- **Brief**:
The entries that follow should be written out exactly.

- **Data records**:
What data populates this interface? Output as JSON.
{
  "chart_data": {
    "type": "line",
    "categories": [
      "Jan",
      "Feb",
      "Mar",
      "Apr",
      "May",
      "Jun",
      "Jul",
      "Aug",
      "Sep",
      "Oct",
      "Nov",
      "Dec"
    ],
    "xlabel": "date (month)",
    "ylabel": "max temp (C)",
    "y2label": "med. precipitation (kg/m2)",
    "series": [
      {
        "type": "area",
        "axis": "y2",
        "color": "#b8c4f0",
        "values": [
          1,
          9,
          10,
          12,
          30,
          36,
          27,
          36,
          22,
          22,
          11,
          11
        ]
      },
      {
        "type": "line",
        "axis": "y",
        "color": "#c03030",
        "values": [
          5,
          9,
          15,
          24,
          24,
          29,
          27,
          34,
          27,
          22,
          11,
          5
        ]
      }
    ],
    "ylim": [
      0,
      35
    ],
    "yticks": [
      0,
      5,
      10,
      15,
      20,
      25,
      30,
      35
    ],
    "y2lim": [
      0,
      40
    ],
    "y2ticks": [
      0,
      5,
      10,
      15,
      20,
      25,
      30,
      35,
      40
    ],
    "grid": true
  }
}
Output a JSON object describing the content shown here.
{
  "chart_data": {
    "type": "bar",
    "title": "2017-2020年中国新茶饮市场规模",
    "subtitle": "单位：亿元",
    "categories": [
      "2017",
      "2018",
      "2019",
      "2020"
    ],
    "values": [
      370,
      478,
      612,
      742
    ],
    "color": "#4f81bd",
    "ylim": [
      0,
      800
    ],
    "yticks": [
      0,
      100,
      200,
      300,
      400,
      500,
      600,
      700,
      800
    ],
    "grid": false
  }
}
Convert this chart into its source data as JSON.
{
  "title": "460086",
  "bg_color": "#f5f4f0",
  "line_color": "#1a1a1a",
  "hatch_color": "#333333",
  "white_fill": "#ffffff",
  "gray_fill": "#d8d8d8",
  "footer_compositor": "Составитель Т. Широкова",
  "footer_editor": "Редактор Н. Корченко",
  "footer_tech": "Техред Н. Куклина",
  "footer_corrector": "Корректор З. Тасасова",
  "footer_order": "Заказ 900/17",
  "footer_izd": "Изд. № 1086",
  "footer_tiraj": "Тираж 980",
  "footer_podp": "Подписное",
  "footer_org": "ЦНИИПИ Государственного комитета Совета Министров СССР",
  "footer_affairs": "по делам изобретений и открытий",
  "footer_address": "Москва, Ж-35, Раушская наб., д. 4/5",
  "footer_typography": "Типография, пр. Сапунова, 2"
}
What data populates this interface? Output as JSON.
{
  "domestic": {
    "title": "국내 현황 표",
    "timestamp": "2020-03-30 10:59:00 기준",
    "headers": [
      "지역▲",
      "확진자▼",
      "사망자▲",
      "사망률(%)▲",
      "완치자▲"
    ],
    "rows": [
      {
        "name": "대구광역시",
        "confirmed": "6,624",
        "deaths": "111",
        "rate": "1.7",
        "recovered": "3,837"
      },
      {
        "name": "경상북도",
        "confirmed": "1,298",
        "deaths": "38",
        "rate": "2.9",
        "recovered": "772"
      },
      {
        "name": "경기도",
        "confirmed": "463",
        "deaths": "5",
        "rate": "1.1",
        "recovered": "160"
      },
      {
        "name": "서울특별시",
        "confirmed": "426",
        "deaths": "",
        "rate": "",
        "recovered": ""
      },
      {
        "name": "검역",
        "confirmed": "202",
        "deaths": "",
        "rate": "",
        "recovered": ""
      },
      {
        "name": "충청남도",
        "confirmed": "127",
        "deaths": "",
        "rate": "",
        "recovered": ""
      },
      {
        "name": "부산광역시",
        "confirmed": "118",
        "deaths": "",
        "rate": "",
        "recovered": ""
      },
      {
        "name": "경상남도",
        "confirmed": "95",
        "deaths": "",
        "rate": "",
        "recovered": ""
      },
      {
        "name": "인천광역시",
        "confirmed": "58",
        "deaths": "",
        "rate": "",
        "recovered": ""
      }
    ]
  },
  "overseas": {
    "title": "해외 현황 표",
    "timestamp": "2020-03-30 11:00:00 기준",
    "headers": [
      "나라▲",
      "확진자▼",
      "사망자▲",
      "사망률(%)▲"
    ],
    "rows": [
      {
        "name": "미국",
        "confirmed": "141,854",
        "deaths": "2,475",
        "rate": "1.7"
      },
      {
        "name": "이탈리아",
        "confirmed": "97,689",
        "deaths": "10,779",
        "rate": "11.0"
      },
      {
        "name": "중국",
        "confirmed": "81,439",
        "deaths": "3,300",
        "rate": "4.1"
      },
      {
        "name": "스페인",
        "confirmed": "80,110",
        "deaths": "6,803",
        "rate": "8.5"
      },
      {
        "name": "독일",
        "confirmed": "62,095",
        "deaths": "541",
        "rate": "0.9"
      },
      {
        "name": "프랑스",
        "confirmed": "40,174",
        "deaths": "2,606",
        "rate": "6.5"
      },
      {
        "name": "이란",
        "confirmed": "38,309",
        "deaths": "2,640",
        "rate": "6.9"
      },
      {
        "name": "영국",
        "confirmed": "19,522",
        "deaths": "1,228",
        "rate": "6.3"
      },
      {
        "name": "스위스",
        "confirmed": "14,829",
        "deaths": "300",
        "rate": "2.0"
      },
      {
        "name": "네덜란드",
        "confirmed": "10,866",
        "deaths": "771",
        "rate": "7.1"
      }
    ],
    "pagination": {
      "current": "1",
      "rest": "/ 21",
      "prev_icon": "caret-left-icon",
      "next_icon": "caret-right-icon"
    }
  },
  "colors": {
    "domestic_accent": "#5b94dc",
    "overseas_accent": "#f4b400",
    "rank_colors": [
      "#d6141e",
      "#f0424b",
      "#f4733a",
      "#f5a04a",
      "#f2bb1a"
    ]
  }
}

- **Answer to this task**:
What data populates this interface? Output as JSON.
{
  "chart_data": {
    "type": "line",
    "categories": [
      "Jan",
      "Feb",
      "Mar",
      "Apr",
      "May",
      "Jun",
      "Jul",
      "Aug",
      "Sep",
      "Oct",
      "Nov",
      "Dec"
    ],
    "xlabel": "date (month)",
    "ylabel": "max temp (C)",
    "y2label": "med. precipitation (kg/m2)",
    "series": [
      {
        "type": "area",
        "axis": "y2",
        "color": "#b8c4f0",
        "values": [
          1,
          9,
          10,
          12,
          30,
          36,
          27,
          36,
          22,
          22,
          11,
          11
        ]
      },
      {
        "type": "line",
        "axis": "y",
        "color": "#c03030",
        "values": [
          5,
          9,
          15,
          24,
          24,
          29,
          27,
          34,
          27,
          22,
          11,
          5
        ]
      }
    ],
    "ylim": [
      0,
      35
    ],
    "yticks": [
      0,
      5,
      10,
      15,
      20,
      25,
      30,
      35
    ],
    "y2lim": [
      0,
      40
    ],
    "y2ticks": [
      0,
      5,
      10,
      15,
      20,
      25,
      30,
      35,
      40
    ],
    "grid": true
  }
}
Output a JSON object describing the content shown here.
{
  "chart_data": {
    "type": "bar",
    "title": "2017-2020年中国新茶饮市场规模",
    "subtitle": "单位：亿元",
    "categories": [
      "2017",
      "2018",
      "2019",
      "2020"
    ],
    "values": [
      370,
      478,
      612,
      742
    ],
    "color": "#4f81bd",
    "ylim": [
      0,
      800
    ],
    "yticks": [
      0,
      100,
      200,
      300,
      400,
      500,
      600,
      700,
      800
    ],
    "grid": false
  }
}
Convert this chart into its source data as JSON.
{
  "title": "460086",
  "bg_color": "#f5f4f0",
  "line_color": "#1a1a1a",
  "hatch_color": "#333333",
  "white_fill": "#ffffff",
  "gray_fill": "#d8d8d8",
  "footer_compositor": "Составитель Т. Широкова",
  "footer_editor": "Редактор Н. Корченко",
  "footer_tech": "Техред Н. Куклина",
  "footer_corrector": "Корректор З. Тасасова",
  "footer_order": "Заказ 900/17",
  "footer_izd": "Изд. № 1086",
  "footer_tiraj": "Тираж 980",
  "footer_podp": "Подписное",
  "footer_org": "ЦНИИПИ Государственного комитета Совета Министров СССР",
  "footer_affairs": "по делам изобретений и открытий",
  "footer_address": "Москва, Ж-35, Раушская наб., д. 4/5",
  "footer_typography": "Типография, пр. Сапунова, 2"
}
What data populates this interface? Output as JSON.
{
  "domestic": {
    "title": "국내 현황 표",
    "timestamp": "2020-03-30 10:59:00 기준",
    "headers": [
      "지역▲",
      "확진자▼",
      "사망자▲",
      "사망률(%)▲",
      "완치자▲"
    ],
    "rows": [
      {
        "name": "대구광역시",
        "confirmed": "6,624",
        "deaths": "111",
        "rate": "1.7",
        "recovered": "3,837"
      },
      {
        "name": "경상북도",
        "confirmed": "1,298",
        "deaths": "38",
        "rate": "2.9",
        "recovered": "772"
      },
      {
        "name": "경기도",
        "confirmed": "463",
        "deaths": "5",
        "rate": "1.1",
        "recovered": "160"
      },
      {
        "name": "서울특별시",
        "confirmed": "426",
        "deaths": "",
        "rate": "",
        "recovered": ""
      },
      {
        "name": "검역",
        "confirmed": "202",
        "deaths": "",
        "rate": "",
        "recovered": ""
      },
      {
        "name": "충청남도",
        "confirmed": "127",
        "deaths": "",
        "rate": "",
        "recovered": ""
      },
      {
        "name": "부산광역시",
        "confirmed": "118",
        "deaths": "",
        "rate": "",
        "recovered": ""
      },
      {
        "name": "경상남도",
        "confirmed": "95",
        "deaths": "",
        "rate": "",
        "recovered": ""
      },
      {
        "name": "인천광역시",
        "confirmed": "58",
        "deaths": "",
        "rate": "",
        "recovered": ""
      }
    ]
  },
  "overseas": {
    "title": "해외 현황 표",
    "timestamp": "2020-03-30 11:00:00 기준",
    "headers": [
      "나라▲",
      "확진자▼",
      "사망자▲",
      "사망률(%)▲"
    ],
    "rows": [
      {
        "name": "미국",
        "confirmed": "141,854",
        "deaths": "2,475",
        "rate": "1.7"
      },
      {
        "name": "이탈리아",
        "confirmed": "97,689",
        "deaths": "10,779",
        "rate": "11.0"
      },
      {
        "name": "중국",
        "confirmed": "81,439",
        "deaths": "3,300",
        "rate": "4.1"
      },
      {
        "name": "스페인",
        "confirmed": "80,110",
        "deaths": "6,803",
        "rate": "8.5"
      },
      {
        "name": "독일",
        "confirmed": "62,095",
        "deaths": "541",
        "rate": "0.9"
      },
      {
        "name": "프랑스",
        "confirmed": "40,174",
        "deaths": "2,606",
        "rate": "6.5"
      },
      {
        "name": "이란",
        "confirmed": "38,309",
        "deaths": "2,640",
        "rate": "6.9"
      },
      {
        "name": "영국",
        "confirmed": "19,522",
        "deaths": "1,228",
        "rate": "6.3"
      },
      {
        "name": "스위스",
        "confirmed": "14,829",
        "deaths": "300",
        "rate": "2.0"
      },
      {
        "name": "네덜란드",
        "confirmed": "10,866",
        "deaths": "771",
        "rate": "7.1"
      }
    ],
    "pagination": {
      "current": "1",
      "rest": "/ 21",
      "prev_icon": "caret-left-icon",
      "next_icon": "caret-right-icon"
    }
  },
  "colors": {
    "domestic_accent": "#5b94dc",
    "overseas_accent": "#f4b400",
    "rank_colors": [
      "#d6141e",
      "#f0424b",
      "#f4733a",
      "#f5a04a",
      "#f2bb1a"
    ]
  }
}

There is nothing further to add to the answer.